**Your task:**
Pull every line containing the word "name" from the records.

# Start of Excerpted data

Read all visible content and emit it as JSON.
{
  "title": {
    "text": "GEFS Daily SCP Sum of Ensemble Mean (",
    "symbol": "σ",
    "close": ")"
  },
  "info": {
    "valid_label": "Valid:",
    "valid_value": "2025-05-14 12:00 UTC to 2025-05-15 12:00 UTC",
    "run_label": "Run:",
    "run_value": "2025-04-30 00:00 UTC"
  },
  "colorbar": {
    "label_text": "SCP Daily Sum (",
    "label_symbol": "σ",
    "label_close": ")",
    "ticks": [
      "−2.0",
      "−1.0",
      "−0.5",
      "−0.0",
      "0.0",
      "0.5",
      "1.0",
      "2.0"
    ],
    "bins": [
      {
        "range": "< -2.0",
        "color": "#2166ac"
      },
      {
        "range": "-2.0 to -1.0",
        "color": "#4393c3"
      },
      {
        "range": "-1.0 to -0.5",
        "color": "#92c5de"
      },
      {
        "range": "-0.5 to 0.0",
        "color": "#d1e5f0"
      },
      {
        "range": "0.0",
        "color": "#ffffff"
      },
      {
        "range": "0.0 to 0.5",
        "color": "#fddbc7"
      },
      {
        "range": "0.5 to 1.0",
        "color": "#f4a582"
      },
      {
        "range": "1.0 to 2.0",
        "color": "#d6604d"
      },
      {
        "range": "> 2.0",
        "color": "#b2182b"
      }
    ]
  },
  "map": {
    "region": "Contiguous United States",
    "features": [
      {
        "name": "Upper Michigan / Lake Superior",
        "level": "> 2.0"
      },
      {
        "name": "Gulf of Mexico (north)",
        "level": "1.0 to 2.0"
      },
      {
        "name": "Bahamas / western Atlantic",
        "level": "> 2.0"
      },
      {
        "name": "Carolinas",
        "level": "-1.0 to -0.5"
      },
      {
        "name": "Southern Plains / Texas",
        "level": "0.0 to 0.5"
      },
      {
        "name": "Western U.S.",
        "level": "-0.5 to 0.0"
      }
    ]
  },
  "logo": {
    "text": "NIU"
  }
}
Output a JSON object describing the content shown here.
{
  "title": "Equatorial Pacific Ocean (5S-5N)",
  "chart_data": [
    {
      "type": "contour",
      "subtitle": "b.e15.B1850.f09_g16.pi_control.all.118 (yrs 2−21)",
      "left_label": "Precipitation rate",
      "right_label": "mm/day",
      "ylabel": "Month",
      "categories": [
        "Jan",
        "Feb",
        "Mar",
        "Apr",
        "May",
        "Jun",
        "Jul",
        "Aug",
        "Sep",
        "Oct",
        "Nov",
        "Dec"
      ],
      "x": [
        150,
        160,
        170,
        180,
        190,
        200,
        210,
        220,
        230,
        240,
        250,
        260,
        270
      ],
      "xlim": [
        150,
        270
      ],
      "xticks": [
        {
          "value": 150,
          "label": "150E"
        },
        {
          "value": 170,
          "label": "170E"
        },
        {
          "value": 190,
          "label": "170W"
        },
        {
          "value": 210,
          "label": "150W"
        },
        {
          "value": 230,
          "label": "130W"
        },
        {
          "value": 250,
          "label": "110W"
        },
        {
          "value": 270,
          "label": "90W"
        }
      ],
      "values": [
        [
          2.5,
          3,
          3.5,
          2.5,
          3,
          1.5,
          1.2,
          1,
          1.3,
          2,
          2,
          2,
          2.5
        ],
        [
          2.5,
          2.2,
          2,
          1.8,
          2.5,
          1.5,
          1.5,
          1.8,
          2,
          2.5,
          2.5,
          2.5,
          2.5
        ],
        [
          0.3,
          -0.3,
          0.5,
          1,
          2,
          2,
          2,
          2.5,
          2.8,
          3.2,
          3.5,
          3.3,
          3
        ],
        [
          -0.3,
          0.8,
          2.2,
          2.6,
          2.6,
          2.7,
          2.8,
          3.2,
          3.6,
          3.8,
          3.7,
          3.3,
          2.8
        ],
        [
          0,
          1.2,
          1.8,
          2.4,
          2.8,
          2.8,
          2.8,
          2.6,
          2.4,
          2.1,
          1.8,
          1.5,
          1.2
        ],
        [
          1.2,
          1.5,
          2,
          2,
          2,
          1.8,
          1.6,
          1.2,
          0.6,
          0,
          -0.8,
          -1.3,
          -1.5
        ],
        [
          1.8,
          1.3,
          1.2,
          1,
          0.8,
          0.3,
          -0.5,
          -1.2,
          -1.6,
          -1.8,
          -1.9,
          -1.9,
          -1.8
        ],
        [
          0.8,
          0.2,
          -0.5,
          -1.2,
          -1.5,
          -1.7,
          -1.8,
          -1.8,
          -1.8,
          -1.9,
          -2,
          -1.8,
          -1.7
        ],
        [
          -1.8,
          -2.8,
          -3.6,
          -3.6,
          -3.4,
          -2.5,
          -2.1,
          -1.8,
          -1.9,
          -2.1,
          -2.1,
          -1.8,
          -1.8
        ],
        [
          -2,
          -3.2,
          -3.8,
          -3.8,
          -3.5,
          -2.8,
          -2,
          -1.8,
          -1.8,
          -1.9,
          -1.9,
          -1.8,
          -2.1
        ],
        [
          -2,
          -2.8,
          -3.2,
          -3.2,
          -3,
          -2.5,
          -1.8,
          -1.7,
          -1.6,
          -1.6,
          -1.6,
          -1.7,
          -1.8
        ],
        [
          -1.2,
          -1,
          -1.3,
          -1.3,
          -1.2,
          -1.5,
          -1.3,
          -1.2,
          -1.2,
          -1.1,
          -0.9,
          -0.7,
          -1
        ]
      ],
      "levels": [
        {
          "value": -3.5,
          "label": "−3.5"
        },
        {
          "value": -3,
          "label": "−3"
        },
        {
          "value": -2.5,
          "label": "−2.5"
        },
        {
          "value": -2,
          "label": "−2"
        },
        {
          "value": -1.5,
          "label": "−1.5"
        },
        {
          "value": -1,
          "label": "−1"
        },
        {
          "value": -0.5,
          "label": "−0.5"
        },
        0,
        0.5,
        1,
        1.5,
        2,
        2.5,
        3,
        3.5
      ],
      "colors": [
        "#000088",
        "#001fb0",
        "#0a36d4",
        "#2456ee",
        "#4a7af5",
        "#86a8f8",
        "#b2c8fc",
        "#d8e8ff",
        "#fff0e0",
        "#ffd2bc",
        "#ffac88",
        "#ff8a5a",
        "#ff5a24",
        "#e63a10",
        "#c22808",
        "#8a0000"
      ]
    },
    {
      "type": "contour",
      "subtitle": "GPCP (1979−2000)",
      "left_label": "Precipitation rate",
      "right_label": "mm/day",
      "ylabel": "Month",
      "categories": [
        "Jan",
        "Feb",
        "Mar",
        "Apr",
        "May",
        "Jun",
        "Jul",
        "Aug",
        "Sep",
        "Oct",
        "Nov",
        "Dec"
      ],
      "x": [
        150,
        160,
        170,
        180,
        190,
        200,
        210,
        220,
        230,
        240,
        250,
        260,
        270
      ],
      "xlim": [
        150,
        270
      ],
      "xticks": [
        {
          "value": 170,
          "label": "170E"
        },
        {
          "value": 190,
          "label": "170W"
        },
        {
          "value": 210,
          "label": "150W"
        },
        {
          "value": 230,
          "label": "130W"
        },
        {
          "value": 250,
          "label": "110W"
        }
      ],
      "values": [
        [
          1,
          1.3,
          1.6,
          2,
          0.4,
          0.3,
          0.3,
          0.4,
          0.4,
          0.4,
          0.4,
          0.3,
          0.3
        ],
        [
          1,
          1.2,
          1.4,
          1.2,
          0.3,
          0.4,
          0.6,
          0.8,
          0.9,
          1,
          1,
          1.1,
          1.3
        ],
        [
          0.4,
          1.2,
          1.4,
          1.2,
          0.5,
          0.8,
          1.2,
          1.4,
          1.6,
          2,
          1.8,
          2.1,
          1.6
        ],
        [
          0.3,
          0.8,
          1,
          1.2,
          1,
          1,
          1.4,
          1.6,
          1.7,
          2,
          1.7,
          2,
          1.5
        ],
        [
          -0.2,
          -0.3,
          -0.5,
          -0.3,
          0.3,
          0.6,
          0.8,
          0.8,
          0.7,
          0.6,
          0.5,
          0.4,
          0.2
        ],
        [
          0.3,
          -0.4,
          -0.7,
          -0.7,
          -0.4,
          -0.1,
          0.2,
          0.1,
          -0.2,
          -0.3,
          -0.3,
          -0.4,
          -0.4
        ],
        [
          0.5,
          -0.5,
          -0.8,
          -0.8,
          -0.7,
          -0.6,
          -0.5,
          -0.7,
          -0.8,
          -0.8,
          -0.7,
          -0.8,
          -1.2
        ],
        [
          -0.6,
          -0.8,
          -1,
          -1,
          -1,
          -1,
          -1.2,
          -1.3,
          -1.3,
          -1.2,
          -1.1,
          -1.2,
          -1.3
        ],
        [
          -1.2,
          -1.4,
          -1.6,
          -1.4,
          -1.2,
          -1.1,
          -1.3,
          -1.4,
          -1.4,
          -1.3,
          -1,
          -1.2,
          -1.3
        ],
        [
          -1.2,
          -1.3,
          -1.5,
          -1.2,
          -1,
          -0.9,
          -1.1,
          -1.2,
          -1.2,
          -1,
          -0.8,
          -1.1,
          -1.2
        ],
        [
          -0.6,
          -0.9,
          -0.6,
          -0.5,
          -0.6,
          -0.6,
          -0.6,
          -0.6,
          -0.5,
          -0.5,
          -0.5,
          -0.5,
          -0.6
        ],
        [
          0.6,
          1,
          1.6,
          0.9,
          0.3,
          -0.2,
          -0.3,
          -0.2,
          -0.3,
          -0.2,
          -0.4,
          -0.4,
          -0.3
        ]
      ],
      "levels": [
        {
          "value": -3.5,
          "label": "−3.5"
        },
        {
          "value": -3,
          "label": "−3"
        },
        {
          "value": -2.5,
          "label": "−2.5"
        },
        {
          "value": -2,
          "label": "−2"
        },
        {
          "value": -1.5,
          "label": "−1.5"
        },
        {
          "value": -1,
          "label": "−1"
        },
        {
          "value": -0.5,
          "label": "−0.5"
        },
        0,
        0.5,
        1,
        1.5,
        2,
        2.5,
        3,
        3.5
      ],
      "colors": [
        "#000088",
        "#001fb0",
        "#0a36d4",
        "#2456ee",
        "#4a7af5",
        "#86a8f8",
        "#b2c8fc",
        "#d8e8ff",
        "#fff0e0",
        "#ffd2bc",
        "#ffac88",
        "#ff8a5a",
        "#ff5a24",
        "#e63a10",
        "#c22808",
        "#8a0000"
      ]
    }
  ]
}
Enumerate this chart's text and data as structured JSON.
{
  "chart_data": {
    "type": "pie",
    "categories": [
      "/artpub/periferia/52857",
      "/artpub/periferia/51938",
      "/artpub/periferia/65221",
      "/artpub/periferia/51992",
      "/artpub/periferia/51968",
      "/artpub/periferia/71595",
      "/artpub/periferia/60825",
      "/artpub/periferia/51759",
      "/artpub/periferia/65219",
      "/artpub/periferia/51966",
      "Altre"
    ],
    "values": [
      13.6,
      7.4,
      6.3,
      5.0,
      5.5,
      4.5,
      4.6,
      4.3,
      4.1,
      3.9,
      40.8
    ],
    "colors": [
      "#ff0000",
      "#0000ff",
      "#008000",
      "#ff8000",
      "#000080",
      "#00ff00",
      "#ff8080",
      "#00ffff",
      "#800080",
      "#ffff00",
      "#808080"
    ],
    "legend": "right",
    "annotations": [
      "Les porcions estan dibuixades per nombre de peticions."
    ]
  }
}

# End of Excerpted data

**Exercise response:**
        "name": "Upper Michigan / Lake Superior",
        "name": "Gulf of Mexico (north)",
        "name": "Bahamas / western Atlantic",
        "name": "Carolinas",
        "name": "Southern Plains / Texas",
        "name": "Western U.S.",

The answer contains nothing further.